STATED EXERCISE
Every line containing the word "enter" needs to be found and copied.

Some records
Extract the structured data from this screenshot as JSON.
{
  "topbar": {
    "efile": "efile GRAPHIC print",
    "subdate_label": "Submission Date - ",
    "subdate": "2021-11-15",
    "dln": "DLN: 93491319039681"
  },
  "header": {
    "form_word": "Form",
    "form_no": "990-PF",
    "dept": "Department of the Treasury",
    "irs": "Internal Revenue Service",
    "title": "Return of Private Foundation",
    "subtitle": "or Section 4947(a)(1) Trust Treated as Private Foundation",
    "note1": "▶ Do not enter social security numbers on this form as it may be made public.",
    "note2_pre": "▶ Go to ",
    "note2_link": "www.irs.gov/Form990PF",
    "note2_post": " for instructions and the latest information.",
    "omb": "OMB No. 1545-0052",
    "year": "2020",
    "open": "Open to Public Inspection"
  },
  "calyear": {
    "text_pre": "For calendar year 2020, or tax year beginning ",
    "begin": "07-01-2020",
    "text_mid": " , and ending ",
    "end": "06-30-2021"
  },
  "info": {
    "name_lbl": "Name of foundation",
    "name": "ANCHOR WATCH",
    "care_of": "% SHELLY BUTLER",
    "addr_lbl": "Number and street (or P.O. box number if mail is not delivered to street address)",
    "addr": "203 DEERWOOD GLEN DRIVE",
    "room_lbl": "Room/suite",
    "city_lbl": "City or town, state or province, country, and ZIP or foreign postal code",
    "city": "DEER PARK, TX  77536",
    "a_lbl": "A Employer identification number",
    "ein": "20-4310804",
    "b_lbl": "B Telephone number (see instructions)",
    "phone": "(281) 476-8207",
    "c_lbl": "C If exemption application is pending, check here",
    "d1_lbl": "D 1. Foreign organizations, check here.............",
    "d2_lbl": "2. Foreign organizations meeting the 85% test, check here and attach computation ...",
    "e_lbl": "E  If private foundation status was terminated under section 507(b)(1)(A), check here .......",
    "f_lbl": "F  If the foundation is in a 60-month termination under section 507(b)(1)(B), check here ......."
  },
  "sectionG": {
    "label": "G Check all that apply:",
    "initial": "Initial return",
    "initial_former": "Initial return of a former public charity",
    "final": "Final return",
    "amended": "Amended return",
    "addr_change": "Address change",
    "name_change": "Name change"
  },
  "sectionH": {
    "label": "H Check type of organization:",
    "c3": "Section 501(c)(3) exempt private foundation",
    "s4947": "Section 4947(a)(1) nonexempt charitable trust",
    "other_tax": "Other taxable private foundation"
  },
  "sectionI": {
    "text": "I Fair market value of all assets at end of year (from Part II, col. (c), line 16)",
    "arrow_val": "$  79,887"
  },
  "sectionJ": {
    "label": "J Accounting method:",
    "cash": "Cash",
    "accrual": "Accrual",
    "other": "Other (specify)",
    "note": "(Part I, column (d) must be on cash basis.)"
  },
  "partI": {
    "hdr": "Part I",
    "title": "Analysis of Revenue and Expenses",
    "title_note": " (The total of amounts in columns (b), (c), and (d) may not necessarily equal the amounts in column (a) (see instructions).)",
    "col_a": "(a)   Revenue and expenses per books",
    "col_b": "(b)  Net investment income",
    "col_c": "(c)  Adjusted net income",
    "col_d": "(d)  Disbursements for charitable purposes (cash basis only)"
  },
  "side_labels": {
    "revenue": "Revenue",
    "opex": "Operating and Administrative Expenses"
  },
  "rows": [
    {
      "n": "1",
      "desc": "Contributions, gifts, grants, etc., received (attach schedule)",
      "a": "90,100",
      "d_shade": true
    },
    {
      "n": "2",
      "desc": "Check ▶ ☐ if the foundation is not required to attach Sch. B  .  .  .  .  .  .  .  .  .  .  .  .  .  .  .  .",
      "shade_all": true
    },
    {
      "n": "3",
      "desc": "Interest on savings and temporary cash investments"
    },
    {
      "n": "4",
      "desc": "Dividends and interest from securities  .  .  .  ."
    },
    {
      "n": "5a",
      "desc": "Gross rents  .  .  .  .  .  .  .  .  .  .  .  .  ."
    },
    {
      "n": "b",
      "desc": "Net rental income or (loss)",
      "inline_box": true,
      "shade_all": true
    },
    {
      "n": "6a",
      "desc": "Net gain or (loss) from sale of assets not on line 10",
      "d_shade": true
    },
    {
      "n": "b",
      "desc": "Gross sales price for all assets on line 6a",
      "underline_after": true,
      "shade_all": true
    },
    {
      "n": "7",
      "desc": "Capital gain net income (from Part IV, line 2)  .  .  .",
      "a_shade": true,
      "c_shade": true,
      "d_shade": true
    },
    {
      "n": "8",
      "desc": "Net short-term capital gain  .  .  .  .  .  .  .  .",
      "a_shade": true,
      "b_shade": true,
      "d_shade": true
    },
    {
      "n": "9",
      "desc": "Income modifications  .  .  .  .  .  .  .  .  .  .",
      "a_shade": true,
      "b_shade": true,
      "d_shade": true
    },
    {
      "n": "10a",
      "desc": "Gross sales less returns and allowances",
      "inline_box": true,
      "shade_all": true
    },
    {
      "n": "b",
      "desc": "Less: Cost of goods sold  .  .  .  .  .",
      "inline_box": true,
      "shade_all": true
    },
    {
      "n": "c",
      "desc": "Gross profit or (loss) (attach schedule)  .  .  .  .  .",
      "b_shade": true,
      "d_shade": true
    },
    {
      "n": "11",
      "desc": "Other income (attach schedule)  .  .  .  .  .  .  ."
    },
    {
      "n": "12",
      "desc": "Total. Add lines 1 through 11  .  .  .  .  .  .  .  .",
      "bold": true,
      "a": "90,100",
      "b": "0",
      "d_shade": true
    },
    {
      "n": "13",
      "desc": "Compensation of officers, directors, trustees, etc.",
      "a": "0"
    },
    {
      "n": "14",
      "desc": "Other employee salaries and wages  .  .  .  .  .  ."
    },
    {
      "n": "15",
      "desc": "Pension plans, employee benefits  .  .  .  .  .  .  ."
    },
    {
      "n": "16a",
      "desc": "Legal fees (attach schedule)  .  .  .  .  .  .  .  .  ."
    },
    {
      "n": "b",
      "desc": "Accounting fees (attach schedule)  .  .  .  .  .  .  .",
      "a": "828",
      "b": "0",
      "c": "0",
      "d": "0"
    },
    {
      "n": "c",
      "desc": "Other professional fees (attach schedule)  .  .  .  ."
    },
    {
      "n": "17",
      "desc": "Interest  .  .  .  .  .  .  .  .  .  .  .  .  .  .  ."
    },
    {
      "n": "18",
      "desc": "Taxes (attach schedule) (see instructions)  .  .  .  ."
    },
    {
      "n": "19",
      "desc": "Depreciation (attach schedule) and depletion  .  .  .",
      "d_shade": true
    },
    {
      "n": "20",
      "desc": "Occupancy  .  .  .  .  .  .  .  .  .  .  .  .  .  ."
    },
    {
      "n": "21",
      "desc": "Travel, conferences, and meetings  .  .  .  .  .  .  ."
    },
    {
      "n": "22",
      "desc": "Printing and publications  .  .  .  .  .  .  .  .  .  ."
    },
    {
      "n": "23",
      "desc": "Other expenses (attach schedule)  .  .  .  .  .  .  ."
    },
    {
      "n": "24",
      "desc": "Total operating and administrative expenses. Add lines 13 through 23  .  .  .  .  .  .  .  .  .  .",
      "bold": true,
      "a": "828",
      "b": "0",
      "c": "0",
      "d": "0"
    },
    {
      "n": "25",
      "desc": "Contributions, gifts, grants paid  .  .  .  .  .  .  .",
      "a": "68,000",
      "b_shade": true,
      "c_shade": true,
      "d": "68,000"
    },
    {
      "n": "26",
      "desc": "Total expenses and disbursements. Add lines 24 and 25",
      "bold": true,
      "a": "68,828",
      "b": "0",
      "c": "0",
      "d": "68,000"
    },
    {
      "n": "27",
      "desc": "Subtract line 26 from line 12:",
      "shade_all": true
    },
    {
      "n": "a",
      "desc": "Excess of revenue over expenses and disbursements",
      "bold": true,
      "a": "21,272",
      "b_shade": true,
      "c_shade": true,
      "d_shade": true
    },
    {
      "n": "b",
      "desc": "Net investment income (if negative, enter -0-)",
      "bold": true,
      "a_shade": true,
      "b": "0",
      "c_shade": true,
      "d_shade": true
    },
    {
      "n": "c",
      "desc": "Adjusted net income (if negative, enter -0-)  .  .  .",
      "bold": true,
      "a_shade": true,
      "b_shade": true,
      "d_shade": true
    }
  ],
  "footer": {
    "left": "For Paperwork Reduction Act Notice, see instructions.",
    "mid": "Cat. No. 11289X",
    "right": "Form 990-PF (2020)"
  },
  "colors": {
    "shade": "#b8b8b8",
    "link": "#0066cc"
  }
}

COMPLETE RESPONSE
    "note1": "▶ Do not enter social security numbers on this form as it may be made public.",
      "desc": "Net investment income (if negative, enter -0-)",
      "desc": "Adjusted net income (if negative, enter -0-)  .  .  .",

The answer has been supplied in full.